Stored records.
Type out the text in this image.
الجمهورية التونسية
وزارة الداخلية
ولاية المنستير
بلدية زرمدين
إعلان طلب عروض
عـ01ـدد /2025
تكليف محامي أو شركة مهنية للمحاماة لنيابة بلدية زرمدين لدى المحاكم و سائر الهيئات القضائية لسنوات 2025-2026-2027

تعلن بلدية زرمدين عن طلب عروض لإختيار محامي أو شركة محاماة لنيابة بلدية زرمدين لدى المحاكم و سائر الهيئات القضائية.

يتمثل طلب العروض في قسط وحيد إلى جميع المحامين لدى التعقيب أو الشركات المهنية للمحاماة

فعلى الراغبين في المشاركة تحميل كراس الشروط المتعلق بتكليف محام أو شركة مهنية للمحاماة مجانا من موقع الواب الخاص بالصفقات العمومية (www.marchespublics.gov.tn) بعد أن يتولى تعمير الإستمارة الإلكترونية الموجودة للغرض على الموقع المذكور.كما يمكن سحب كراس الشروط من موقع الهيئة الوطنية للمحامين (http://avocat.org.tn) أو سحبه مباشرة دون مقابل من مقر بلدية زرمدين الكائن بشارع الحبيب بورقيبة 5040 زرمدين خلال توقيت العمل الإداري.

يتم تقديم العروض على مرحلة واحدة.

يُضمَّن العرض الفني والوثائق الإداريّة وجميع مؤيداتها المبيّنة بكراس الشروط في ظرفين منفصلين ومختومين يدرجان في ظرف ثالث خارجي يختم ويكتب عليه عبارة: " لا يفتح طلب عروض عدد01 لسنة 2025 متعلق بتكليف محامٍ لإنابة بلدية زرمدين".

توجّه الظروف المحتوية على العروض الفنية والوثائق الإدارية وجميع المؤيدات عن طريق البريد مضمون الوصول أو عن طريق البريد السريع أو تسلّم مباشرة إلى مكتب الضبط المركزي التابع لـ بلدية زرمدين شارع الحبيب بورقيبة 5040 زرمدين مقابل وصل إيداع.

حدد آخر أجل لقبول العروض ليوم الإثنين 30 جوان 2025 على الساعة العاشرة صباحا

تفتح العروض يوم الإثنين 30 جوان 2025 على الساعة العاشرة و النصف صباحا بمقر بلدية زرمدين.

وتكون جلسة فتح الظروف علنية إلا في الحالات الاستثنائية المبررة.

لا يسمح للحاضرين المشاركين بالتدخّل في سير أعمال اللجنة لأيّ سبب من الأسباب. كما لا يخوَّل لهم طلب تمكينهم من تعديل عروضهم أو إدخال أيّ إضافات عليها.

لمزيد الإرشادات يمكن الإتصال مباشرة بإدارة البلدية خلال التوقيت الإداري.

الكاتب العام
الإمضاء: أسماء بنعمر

STATED PROBLEM. Tally the lines above that contain the word "بورقيبة", and reply with only the number.

EXERCISE OUTPUT. 2